■ TASK INSTRUCTIONS
Locate all lines in the data below that hold "сохранению" and show them.

■ EXERCISE DATA

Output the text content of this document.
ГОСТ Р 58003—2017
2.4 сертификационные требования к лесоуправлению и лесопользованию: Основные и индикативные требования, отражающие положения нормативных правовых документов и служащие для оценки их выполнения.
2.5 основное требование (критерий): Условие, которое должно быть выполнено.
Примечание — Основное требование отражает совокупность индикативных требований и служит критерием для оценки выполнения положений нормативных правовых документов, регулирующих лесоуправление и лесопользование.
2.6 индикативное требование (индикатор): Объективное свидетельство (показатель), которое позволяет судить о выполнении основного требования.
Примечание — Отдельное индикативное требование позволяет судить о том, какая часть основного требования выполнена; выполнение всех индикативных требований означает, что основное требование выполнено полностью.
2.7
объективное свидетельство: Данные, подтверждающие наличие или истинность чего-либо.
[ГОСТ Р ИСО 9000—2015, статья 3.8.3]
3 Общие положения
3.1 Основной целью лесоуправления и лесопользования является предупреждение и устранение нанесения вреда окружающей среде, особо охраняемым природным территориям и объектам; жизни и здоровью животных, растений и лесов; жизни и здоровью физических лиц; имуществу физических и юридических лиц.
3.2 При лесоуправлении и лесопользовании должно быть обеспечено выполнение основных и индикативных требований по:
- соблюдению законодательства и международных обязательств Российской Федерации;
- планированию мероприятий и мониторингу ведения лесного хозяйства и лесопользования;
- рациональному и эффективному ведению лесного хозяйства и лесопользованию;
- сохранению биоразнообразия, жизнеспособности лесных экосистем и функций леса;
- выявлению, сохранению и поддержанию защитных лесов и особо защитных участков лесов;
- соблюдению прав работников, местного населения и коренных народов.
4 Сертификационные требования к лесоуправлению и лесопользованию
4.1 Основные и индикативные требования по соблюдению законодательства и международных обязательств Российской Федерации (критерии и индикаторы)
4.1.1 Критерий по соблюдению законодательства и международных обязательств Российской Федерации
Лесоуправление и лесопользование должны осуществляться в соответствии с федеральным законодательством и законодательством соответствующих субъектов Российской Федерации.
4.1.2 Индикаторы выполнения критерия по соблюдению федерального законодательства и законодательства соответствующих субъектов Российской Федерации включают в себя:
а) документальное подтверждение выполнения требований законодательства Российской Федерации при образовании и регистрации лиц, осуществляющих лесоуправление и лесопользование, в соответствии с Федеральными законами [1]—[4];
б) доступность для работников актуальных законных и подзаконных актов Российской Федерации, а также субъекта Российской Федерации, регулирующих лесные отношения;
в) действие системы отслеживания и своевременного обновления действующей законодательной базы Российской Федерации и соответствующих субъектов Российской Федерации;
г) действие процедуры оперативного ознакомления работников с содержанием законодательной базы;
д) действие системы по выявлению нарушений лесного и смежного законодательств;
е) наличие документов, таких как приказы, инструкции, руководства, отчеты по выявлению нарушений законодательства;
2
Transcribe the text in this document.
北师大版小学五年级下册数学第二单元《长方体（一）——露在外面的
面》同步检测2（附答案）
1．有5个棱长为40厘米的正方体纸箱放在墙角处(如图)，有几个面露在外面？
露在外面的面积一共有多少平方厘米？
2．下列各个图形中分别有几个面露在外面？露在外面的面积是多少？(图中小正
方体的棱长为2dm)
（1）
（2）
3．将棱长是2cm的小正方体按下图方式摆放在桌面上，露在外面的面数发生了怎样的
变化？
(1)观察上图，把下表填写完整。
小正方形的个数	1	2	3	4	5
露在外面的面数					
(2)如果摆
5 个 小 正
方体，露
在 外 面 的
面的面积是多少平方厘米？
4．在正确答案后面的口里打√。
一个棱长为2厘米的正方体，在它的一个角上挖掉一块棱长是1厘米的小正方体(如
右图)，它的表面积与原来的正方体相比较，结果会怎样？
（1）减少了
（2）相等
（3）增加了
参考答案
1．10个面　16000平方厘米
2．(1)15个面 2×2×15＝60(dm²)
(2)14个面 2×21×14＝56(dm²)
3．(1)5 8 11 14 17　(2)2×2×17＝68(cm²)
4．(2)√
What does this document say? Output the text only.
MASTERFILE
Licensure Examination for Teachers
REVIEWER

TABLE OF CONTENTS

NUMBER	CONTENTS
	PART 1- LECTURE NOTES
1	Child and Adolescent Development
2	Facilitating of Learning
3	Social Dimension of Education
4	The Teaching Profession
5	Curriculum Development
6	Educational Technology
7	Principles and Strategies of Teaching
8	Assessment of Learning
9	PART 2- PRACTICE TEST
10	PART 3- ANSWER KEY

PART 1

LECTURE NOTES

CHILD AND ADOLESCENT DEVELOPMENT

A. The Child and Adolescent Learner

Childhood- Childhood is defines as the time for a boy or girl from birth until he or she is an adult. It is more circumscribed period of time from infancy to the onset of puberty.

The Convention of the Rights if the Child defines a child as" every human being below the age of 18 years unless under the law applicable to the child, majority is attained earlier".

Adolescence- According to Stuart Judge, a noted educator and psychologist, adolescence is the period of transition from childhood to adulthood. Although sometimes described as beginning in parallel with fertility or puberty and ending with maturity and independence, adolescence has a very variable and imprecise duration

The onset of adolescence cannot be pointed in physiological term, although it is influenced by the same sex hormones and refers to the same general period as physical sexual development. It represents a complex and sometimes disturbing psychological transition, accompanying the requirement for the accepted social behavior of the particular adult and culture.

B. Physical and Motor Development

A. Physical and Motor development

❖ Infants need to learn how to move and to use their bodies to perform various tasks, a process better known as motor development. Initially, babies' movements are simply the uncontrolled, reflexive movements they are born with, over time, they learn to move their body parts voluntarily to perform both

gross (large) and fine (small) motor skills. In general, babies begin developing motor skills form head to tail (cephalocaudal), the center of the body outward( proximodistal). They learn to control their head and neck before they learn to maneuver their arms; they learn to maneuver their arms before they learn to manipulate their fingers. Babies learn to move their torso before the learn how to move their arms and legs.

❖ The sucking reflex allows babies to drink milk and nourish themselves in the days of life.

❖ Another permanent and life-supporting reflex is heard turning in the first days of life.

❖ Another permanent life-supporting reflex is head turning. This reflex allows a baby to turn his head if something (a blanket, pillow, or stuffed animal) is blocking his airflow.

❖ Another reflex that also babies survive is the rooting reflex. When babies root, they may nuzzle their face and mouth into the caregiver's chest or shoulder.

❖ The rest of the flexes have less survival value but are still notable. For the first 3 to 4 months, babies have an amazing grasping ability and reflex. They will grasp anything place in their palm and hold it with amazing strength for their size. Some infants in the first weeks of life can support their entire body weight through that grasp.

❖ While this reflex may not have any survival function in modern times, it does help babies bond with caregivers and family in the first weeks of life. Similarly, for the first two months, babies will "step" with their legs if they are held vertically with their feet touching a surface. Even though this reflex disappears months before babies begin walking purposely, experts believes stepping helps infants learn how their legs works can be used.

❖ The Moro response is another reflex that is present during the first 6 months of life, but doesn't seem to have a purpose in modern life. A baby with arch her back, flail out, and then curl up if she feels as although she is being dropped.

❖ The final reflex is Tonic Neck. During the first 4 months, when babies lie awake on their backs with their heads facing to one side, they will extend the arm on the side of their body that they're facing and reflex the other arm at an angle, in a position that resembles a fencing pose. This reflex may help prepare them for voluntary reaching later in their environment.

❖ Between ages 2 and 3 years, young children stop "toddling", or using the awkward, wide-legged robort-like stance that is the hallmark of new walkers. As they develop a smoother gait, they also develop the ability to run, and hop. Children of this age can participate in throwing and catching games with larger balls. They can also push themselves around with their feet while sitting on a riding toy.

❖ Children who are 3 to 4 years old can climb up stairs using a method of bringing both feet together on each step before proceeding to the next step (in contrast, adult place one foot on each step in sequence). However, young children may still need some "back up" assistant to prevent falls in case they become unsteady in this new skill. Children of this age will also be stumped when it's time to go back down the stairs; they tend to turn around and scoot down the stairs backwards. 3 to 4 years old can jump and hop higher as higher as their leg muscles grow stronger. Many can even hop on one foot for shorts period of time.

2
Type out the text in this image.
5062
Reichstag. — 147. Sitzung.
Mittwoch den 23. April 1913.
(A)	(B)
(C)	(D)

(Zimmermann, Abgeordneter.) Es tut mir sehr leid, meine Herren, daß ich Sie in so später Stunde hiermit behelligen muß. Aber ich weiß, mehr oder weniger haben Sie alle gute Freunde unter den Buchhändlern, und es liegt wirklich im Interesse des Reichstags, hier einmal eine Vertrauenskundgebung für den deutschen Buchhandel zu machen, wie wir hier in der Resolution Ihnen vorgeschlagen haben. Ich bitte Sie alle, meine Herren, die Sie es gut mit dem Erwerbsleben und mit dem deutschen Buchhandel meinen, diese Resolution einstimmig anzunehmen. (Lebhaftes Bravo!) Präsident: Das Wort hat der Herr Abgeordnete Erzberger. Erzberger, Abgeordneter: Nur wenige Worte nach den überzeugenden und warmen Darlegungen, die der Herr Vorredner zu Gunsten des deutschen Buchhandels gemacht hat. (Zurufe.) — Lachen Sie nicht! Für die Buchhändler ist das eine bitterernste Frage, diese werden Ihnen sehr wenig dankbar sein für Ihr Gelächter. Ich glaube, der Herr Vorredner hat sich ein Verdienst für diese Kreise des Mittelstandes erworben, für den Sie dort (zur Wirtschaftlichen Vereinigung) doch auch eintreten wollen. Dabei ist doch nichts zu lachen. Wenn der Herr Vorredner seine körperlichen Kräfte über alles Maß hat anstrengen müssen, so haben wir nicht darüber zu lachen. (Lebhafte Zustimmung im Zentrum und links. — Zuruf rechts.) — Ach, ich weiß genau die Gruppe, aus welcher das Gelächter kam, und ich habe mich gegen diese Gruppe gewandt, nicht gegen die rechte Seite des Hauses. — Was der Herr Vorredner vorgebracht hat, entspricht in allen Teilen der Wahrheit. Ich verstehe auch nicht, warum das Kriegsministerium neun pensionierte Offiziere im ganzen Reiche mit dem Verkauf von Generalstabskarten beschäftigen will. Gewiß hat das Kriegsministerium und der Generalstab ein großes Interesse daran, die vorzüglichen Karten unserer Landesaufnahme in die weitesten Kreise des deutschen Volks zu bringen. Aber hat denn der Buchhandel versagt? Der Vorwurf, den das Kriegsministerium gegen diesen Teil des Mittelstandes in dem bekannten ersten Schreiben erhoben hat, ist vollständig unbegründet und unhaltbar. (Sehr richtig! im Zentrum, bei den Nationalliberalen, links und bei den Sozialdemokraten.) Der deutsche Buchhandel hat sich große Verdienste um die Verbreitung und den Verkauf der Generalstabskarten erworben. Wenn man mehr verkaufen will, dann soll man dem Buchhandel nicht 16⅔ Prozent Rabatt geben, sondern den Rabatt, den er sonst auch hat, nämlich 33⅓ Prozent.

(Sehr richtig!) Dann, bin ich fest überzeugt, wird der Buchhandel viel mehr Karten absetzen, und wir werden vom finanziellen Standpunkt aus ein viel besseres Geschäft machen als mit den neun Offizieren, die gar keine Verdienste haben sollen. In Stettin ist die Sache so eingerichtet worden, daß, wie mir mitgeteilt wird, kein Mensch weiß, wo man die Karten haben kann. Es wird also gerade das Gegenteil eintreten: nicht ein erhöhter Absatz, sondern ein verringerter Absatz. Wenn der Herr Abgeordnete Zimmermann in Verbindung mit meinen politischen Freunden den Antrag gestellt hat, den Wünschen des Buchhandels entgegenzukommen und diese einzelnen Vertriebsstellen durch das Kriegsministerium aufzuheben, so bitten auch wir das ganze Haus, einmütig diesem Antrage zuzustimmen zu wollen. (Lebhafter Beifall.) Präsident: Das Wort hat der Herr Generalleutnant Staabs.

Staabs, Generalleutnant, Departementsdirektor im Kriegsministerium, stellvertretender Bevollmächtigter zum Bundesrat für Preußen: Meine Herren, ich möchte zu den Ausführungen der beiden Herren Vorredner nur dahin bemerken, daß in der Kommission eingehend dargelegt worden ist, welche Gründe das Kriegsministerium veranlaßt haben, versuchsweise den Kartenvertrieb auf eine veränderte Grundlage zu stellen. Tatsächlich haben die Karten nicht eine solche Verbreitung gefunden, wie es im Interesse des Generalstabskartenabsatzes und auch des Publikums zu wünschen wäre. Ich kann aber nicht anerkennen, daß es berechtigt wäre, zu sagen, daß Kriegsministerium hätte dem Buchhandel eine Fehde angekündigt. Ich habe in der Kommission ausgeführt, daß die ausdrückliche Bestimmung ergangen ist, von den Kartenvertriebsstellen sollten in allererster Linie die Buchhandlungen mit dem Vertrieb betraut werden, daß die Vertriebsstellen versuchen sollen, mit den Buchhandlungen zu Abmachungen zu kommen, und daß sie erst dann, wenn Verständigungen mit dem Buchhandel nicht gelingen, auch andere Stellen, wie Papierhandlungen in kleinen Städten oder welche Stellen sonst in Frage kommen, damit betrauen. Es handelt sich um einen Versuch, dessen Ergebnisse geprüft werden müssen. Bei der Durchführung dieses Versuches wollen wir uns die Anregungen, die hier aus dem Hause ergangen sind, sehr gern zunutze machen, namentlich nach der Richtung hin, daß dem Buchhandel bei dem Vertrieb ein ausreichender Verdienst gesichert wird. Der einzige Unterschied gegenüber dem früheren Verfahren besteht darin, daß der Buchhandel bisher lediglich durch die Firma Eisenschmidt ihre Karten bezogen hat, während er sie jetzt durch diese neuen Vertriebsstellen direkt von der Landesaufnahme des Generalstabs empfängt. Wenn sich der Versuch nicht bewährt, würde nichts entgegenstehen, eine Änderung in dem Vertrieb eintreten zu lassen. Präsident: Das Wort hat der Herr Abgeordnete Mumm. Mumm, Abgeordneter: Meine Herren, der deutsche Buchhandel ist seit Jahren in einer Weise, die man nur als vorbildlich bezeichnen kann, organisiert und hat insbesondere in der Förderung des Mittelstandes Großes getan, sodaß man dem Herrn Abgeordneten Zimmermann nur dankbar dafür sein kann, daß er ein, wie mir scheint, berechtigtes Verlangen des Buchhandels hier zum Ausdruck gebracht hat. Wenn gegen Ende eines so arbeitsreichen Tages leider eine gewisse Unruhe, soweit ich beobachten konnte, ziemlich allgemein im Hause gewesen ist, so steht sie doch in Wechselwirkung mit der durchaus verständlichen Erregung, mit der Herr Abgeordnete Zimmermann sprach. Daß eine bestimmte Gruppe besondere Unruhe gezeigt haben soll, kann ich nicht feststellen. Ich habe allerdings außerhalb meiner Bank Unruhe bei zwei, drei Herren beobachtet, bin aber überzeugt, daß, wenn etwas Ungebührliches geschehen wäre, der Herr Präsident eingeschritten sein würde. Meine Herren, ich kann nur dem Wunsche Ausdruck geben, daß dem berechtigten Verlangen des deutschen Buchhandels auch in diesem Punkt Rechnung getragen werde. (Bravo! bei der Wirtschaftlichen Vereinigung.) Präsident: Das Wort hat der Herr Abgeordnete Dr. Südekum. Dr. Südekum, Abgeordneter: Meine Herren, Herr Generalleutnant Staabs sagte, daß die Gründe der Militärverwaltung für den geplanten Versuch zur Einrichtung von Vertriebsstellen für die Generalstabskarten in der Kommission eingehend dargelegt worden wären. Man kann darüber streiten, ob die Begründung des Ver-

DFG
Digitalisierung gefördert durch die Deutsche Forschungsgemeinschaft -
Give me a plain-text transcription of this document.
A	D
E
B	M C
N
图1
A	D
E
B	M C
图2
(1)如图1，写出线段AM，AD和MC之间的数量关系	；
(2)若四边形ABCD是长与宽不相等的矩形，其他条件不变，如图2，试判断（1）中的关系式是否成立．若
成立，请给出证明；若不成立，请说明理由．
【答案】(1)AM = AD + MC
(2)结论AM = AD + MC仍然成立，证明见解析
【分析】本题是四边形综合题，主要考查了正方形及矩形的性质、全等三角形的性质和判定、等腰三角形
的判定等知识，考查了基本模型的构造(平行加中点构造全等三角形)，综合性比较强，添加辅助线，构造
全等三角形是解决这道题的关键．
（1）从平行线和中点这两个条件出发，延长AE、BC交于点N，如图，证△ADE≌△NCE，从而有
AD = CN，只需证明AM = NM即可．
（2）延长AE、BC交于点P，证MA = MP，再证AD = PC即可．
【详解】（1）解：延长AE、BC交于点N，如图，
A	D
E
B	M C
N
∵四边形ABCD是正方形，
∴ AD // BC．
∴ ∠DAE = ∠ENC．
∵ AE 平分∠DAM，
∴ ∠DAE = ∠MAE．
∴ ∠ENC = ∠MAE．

■ WRITTEN RESPONSE
- сохранению биоразнообразия, жизнеспособности лесных экосистем и функций леса;
- выявлению, сохранению и поддержанию защитных лесов и особо защитных участков лесов;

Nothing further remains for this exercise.